- What you need to do
Search the listing for "icon" and copy every line where it appears.

- The records
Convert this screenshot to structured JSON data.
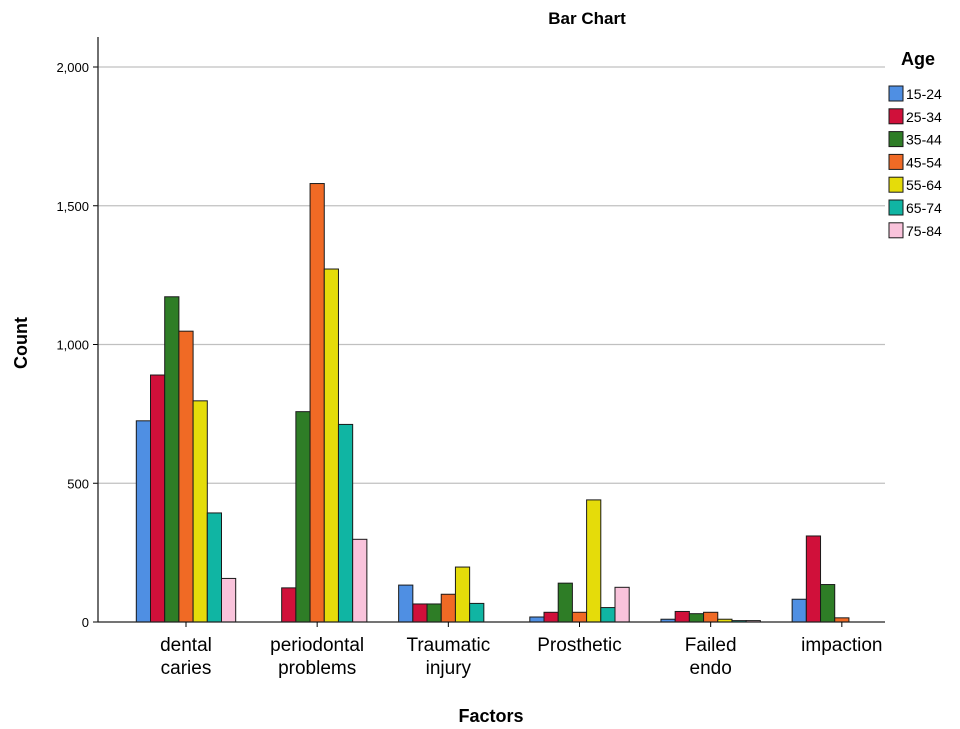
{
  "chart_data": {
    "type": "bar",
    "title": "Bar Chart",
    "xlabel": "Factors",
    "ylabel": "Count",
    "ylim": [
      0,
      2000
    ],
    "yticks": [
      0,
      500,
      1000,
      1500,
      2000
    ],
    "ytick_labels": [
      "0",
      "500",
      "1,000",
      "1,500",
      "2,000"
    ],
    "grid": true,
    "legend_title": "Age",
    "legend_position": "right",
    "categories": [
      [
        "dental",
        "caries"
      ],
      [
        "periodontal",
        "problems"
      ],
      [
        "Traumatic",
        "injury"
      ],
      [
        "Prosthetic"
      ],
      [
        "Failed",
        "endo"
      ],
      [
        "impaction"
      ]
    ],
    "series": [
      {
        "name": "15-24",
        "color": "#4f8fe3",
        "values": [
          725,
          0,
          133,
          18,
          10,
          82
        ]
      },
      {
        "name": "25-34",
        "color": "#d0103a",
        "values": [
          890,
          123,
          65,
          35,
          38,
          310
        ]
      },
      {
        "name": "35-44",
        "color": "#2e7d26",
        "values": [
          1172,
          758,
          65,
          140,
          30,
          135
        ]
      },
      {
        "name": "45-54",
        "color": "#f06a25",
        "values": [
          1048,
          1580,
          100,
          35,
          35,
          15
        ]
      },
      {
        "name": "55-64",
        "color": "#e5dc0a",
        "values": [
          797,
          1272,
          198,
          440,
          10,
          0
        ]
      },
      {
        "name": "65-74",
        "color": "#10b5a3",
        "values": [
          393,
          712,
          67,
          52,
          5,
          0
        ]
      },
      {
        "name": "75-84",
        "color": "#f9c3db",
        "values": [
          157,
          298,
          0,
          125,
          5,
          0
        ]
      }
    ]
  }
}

...

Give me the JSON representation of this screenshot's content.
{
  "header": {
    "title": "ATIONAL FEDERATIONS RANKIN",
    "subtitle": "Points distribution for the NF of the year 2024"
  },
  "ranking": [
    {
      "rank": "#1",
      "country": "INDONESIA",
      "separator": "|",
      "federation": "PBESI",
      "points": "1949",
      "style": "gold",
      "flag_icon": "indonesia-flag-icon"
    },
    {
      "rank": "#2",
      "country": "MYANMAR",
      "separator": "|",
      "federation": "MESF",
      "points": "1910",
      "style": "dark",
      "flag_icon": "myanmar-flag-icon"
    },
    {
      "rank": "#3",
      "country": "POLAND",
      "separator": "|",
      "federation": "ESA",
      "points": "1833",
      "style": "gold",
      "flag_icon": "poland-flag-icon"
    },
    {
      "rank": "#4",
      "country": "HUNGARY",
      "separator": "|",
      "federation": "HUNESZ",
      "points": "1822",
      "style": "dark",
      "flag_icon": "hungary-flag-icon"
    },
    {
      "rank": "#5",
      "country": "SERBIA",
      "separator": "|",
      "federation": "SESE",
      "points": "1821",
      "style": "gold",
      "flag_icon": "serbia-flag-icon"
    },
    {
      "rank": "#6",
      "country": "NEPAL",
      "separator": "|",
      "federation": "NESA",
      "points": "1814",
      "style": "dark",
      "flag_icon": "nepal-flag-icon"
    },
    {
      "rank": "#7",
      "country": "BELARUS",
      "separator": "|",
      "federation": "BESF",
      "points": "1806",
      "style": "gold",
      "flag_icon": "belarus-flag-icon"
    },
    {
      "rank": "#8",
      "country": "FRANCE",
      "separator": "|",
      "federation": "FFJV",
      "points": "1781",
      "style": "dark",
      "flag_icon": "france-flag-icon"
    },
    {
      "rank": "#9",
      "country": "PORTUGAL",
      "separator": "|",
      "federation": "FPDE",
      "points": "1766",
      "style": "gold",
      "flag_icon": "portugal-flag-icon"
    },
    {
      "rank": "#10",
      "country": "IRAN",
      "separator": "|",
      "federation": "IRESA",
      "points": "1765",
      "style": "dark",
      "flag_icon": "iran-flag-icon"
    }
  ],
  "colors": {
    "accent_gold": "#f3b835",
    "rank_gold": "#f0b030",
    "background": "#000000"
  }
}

* * *

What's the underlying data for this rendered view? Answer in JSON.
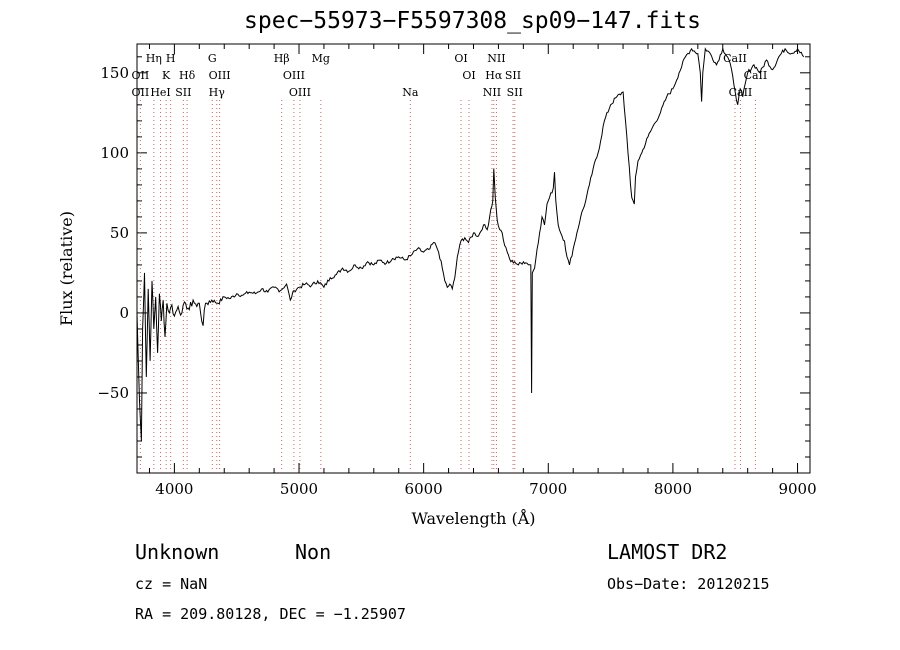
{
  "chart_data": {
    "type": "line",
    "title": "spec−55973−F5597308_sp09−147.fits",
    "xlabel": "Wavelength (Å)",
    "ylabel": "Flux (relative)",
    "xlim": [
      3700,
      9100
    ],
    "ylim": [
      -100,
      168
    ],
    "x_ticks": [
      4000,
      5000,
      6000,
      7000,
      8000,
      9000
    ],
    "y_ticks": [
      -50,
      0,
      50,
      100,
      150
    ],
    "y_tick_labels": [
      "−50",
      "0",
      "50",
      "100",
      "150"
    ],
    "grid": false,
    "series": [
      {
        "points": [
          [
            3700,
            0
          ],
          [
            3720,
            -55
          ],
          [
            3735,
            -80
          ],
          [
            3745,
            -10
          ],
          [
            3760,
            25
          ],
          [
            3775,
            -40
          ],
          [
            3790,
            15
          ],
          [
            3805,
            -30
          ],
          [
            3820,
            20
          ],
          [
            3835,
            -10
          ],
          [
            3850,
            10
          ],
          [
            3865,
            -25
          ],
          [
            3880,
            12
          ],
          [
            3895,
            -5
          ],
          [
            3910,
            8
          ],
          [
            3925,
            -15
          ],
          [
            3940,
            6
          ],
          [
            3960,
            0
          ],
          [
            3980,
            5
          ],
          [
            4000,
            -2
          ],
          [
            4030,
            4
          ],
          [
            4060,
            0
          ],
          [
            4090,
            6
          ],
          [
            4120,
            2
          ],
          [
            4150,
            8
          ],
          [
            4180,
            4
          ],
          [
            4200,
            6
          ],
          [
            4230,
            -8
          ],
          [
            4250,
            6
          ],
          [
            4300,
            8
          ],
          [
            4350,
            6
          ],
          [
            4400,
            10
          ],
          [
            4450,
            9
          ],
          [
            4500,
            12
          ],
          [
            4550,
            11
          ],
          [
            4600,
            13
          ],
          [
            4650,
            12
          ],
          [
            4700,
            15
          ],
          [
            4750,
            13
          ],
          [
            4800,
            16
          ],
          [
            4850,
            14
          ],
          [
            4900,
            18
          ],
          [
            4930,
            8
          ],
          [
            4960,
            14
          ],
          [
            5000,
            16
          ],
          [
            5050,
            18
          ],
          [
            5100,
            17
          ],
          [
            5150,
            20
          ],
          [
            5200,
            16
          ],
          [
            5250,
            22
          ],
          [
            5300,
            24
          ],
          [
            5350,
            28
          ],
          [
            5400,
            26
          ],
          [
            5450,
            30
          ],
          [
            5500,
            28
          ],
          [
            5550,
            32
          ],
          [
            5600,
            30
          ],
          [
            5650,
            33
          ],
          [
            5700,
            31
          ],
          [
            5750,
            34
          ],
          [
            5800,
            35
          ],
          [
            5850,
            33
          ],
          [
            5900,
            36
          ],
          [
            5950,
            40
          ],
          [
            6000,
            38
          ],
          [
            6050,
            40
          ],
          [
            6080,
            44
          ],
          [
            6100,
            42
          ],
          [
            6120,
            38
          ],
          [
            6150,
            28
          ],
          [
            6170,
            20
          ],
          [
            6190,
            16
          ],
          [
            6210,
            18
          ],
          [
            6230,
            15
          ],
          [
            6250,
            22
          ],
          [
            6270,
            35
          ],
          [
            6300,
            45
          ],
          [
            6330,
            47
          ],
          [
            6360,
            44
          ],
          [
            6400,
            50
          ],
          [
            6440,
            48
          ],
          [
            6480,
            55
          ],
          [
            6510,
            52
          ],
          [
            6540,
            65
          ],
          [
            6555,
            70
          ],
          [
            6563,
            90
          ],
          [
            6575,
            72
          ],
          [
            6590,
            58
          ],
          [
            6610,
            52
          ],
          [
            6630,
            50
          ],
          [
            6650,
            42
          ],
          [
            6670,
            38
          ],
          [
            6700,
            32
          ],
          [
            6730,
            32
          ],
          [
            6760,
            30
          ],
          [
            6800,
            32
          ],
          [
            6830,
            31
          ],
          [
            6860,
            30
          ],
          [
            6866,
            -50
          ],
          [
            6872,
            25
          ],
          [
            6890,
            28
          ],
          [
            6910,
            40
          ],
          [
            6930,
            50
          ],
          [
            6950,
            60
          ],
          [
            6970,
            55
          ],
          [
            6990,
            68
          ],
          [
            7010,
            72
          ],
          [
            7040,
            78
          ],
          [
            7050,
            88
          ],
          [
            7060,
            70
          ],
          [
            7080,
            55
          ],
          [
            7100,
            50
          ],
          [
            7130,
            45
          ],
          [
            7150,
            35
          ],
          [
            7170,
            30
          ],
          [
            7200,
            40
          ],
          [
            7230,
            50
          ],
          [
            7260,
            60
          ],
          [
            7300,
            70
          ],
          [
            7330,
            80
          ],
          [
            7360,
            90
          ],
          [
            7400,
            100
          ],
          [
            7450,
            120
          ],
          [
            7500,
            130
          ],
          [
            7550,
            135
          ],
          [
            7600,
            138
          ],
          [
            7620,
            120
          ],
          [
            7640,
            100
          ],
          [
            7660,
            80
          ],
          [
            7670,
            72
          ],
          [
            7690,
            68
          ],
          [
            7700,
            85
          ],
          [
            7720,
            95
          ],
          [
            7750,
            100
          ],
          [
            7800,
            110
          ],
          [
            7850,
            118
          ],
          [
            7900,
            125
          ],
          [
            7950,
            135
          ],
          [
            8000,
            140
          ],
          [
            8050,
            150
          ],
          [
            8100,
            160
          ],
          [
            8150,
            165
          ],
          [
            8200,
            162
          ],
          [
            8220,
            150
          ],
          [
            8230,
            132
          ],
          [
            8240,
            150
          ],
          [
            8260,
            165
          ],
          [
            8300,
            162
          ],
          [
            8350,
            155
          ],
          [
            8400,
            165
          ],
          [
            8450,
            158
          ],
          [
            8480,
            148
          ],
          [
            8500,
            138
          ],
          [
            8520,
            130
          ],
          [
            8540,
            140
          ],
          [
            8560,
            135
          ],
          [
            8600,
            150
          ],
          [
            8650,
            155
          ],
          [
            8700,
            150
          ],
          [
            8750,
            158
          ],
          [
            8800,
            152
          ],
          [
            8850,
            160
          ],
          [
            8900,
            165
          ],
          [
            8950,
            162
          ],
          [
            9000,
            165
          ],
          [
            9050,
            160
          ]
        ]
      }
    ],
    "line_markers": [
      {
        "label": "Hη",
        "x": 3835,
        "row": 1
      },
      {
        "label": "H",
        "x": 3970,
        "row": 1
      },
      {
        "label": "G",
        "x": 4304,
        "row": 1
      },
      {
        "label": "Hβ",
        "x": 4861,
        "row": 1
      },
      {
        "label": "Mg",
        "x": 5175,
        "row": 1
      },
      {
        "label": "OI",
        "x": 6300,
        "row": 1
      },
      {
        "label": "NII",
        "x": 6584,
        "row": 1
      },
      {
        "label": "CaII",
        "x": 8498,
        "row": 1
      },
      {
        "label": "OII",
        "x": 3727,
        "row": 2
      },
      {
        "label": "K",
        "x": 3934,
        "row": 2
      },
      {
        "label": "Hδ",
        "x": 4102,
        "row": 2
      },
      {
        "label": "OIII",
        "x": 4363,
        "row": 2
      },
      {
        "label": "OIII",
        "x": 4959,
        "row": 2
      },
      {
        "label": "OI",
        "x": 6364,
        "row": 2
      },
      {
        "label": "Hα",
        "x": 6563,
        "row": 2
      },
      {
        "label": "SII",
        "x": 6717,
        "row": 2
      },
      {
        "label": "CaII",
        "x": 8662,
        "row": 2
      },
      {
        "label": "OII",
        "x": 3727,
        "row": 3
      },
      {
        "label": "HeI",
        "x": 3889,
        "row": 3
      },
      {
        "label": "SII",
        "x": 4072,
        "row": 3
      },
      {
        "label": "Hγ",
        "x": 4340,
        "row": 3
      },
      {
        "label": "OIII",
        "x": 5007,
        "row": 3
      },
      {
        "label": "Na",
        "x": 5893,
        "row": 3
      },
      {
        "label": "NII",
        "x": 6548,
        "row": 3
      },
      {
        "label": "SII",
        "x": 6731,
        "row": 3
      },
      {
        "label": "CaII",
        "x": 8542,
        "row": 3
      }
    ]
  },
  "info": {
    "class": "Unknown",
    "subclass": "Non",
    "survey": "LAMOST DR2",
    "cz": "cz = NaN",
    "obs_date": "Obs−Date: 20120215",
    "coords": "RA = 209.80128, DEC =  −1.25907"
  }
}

- Correct answer
      "flag_icon": "indonesia-flag-icon"
      "flag_icon": "myanmar-flag-icon"
      "flag_icon": "poland-flag-icon"
      "flag_icon": "hungary-flag-icon"
      "flag_icon": "serbia-flag-icon"
      "flag_icon": "nepal-flag-icon"
      "flag_icon": "belarus-flag-icon"
      "flag_icon": "france-flag-icon"
      "flag_icon": "portugal-flag-icon"
      "flag_icon": "iran-flag-icon"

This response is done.